** SHORT PROBLEM **
The entries that follow should be written out exactly.

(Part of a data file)
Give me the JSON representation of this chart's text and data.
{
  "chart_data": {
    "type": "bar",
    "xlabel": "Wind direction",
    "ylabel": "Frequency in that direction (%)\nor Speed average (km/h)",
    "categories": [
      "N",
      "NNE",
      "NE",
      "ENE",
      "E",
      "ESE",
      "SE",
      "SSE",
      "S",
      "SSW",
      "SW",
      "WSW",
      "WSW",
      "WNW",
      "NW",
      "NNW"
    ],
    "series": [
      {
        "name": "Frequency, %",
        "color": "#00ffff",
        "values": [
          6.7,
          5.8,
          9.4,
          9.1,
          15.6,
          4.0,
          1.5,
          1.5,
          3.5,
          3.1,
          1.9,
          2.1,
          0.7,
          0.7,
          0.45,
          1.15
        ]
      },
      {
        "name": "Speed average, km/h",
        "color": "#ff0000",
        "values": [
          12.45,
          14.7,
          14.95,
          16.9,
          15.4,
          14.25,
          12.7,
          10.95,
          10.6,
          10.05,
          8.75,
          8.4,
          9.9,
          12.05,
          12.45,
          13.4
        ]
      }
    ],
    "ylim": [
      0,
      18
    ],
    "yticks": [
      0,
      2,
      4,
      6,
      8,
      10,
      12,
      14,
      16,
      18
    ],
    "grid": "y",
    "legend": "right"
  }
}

** SOLVED PROBLEM **
Give me the JSON representation of this chart's text and data.
{
  "chart_data": {
    "type": "bar",
    "xlabel": "Wind direction",
    "ylabel": "Frequency in that direction (%)\nor Speed average (km/h)",
    "categories": [
      "N",
      "NNE",
      "NE",
      "ENE",
      "E",
      "ESE",
      "SE",
      "SSE",
      "S",
      "SSW",
      "SW",
      "WSW",
      "WSW",
      "WNW",
      "NW",
      "NNW"
    ],
    "series": [
      {
        "name": "Frequency, %",
        "color": "#00ffff",
        "values": [
          6.7,
          5.8,
          9.4,
          9.1,
          15.6,
          4.0,
          1.5,
          1.5,
          3.5,
          3.1,
          1.9,
          2.1,
          0.7,
          0.7,
          0.45,
          1.15
        ]
      },
      {
        "name": "Speed average, km/h",
        "color": "#ff0000",
        "values": [
          12.45,
          14.7,
          14.95,
          16.9,
          15.4,
          14.25,
          12.7,
          10.95,
          10.6,
          10.05,
          8.75,
          8.4,
          9.9,
          12.05,
          12.45,
          13.4
        ]
      }
    ],
    "ylim": [
      0,
      18
    ],
    "yticks": [
      0,
      2,
      4,
      6,
      8,
      10,
      12,
      14,
      16,
      18
    ],
    "grid": "y",
    "legend": "right"
  }
}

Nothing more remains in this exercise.